Data items –

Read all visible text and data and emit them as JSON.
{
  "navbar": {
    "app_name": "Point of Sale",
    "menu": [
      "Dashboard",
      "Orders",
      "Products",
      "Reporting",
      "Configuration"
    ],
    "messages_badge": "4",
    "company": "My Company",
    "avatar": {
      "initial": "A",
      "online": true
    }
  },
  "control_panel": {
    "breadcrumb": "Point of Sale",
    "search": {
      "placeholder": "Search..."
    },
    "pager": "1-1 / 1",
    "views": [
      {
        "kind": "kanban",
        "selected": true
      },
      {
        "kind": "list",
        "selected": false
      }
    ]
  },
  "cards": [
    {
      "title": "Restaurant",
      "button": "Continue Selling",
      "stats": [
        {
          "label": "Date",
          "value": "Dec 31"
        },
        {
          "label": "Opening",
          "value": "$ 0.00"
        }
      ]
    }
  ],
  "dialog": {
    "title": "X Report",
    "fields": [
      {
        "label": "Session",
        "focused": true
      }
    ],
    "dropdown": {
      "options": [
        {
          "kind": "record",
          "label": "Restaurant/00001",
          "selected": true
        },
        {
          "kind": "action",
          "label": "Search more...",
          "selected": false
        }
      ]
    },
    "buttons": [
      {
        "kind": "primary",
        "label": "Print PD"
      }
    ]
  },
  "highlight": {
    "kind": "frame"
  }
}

AIM –
Your task is to reproduce all of the records exactly.

SOLUTION FOR THIS TASK –
Read all visible text and data and emit them as JSON.
{
  "navbar": {
    "app_name": "Point of Sale",
    "menu": [
      "Dashboard",
      "Orders",
      "Products",
      "Reporting",
      "Configuration"
    ],
    "messages_badge": "4",
    "company": "My Company",
    "avatar": {
      "initial": "A",
      "online": true
    }
  },
  "control_panel": {
    "breadcrumb": "Point of Sale",
    "search": {
      "placeholder": "Search..."
    },
    "pager": "1-1 / 1",
    "views": [
      {
        "kind": "kanban",
        "selected": true
      },
      {
        "kind": "list",
        "selected": false
      }
    ]
  },
  "cards": [
    {
      "title": "Restaurant",
      "button": "Continue Selling",
      "stats": [
        {
          "label": "Date",
          "value": "Dec 31"
        },
        {
          "label": "Opening",
          "value": "$ 0.00"
        }
      ]
    }
  ],
  "dialog": {
    "title": "X Report",
    "fields": [
      {
        "label": "Session",
        "focused": true
      }
    ],
    "dropdown": {
      "options": [
        {
          "kind": "record",
          "label": "Restaurant/00001",
          "selected": true
        },
        {
          "kind": "action",
          "label": "Search more...",
          "selected": false
        }
      ]
    },
    "buttons": [
      {
        "kind": "primary",
        "label": "Print PD"
      }
    ]
  },
  "highlight": {
    "kind": "frame"
  }
}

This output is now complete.